Search the listing below for the word "размер" and copy each line that holds it.

Data for processing -
______________________________

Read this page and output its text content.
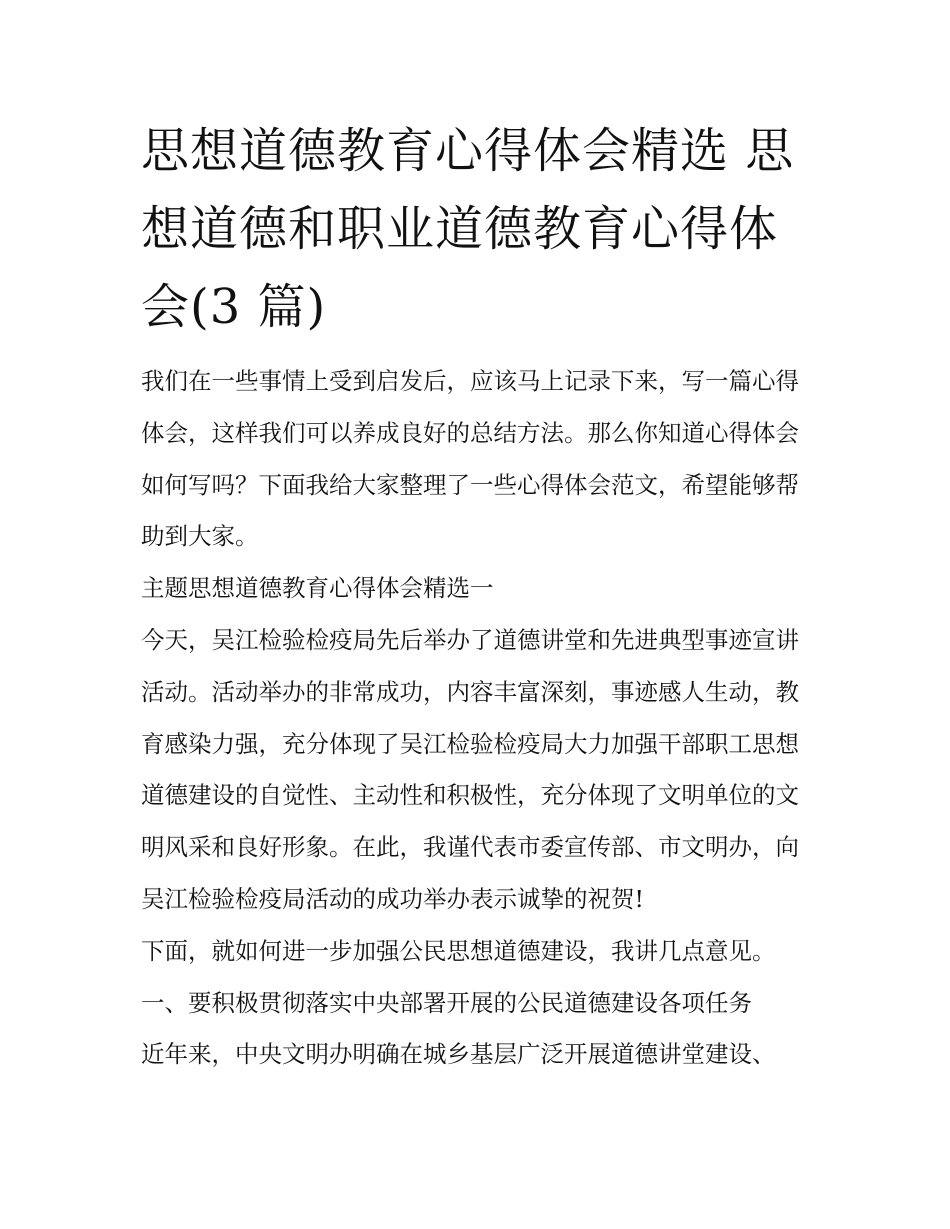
思想道德教育心得体会精选 思
想道德和职业道德教育心得体
会(3 篇)

我们在一些事情上受到启发后，应该马上记录下来，写一篇心得体会，这样我们可以养成良好的总结方法。那么你知道心得体会如何写吗？下面我给大家整理了一些心得体会范文，希望能够帮助到大家。

主题思想道德教育心得体会精选一

今天，吴江检验检疫局先后举办了道德讲堂和先进典型事迹宣讲活动。活动举办的非常成功，内容丰富深刻，事迹感人生动，教育感染力强，充分体现了吴江检验检疫局大力加强干部职工思想道德建设的自觉性、主动性和积极性，充分体现了文明单位的文明风采和良好形象。在此，我谨代表市委宣传部、市文明办，向吴江检验检疫局活动的成功举办表示诚挚的祝贺!

下面，就如何进一步加强公民思想道德建设，我讲几点意见。

一、要积极贯彻落实中央部署开展的公民道德建设各项任务

近年来，中央文明办明确在城乡基层广泛开展道德讲堂建设、
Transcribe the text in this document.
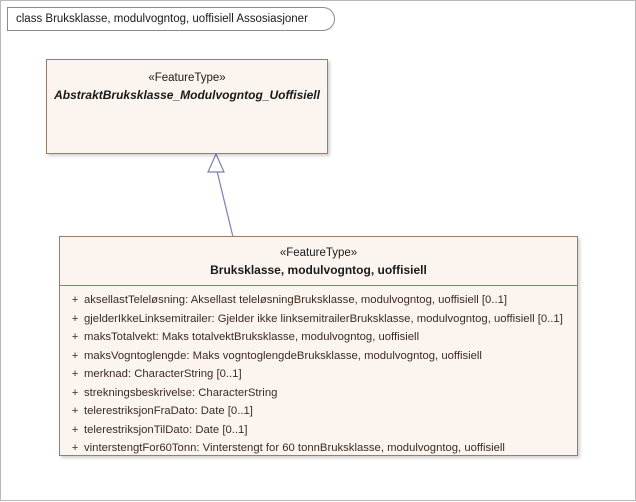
class Bruksklasse, modulvogntog, uoffisiell Assosiasjoner
«FeatureType»
AbstraktBruksklasse_Modulvogntog_Uoffisiell
«FeatureType»
Bruksklasse, modulvogntog, uoffisiell
+ aksellastTeleløsning: Aksellast teleløsningBruksklasse, modulvogntog, uoffisiell [0..1]
+ gjelderIkkeLinksemitrailer: Gjelder ikke linksemitrailerBruksklasse, modulvogntog, uoffisiell [0..1]
+ maksTotalvekt: Maks totalvektBruksklasse, modulvogntog, uoffisiell
+ maksVogntoglengde: Maks vogntoglengdeBruksklasse, modulvogntog, uoffisiell
+ merknad: CharacterString [0..1]
+ strekningsbeskrivelse: CharacterString
+ telerestriksjonFraDato: Date [0..1]
+ telerestriksjonTilDato: Date [0..1]
+ vinterstengtFor60Tonn: Vinterstengt for 60 tonnBruksklasse, modulvogntog, uoffisiell
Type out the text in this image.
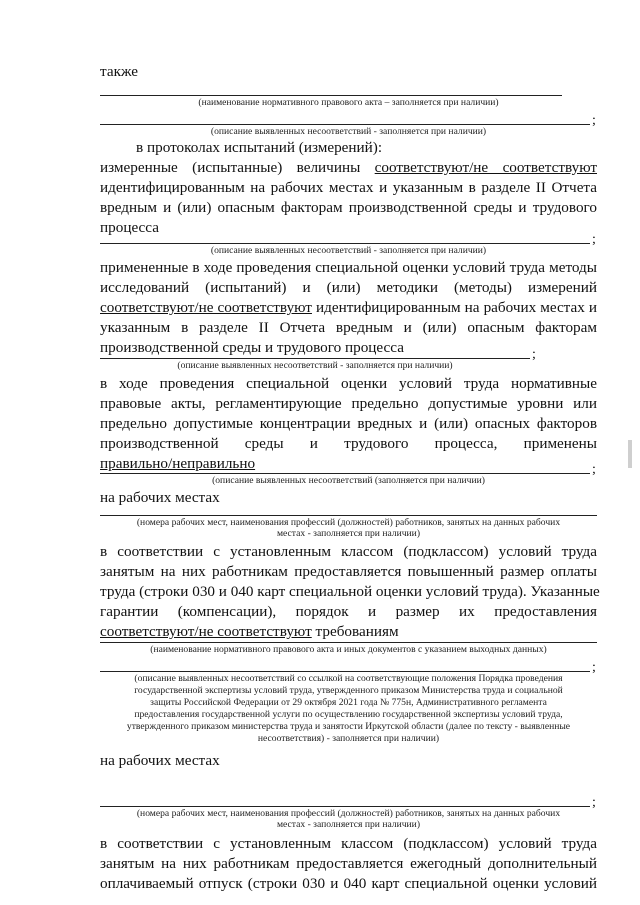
также
(наименование нормативного правового акта – заполняется при наличии)
;
(описание выявленных несоответствий - заполняется при наличии)
в протоколах испытаний (измерений):
измеренные (испытанные) величины соответствуют/не соответствуют
идентифицированным на рабочих местах и указанным в разделе II Отчета
вредным и (или) опасным факторам производственной среды и трудового
процесса
;
(описание выявленных несоответствий - заполняется при наличии)
примененные в ходе проведения специальной оценки условий труда методы
исследований (испытаний) и (или) методики (методы) измерений
соответствуют/не соответствуют идентифицированным на рабочих местах и
указанным в разделе II Отчета вредным и (или) опасным факторам
производственной среды и трудового процесса	;
(описание выявленных несоответствий - заполняется при наличии)
в ходе проведения специальной оценки условий труда нормативные
правовые акты, регламентирующие предельно допустимые уровни или
предельно допустимые концентрации вредных и (или) опасных факторов
производственной среды и трудового процесса, применены
правильно/неправильно	;
(описание выявленных несоответствий (заполняется при наличии)
на рабочих местах
(номера рабочих мест, наименования профессий (должностей) работников, занятых на данных рабочих
местах - заполняется при наличии)
в соответствии с установленным классом (подклассом) условий труда
занятым на них работникам предоставляется повышенный размер оплаты
труда (строки 030 и 040 карт специальной оценки условий труда). Указанные
гарантии (компенсации), порядок и размер их предоставления
соответствуют/не соответствуют требованиям
(наименование нормативного правового акта и иных документов с указанием выходных данных)
;
(описание выявленных несоответствий со ссылкой на соответствующие положения Порядка проведения
государственной экспертизы условий труда, утвержденного приказом Министерства труда и социальной
защиты Российской Федерации от 29 октября 2021 года № 775н, Административного регламента
предоставления государственной услуги по осуществлению государственной экспертизы условий труда,
утвержденного приказом министерства труда и занятости Иркутской области (далее по тексту - выявленные
несоответствия) - заполняется при наличии)
на рабочих местах
;
(номера рабочих мест, наименования профессий (должностей) работников, занятых на данных рабочих
местах - заполняется при наличии)
в соответствии с установленным классом (подклассом) условий труда
занятым на них работникам предоставляется ежегодный дополнительный
оплачиваемый отпуск (строки 030 и 040 карт специальной оценки условий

______________________________

Problem solution -
занятым на них работникам предоставляется повышенный размер оплаты
гарантии (компенсации), порядок и размер их предоставления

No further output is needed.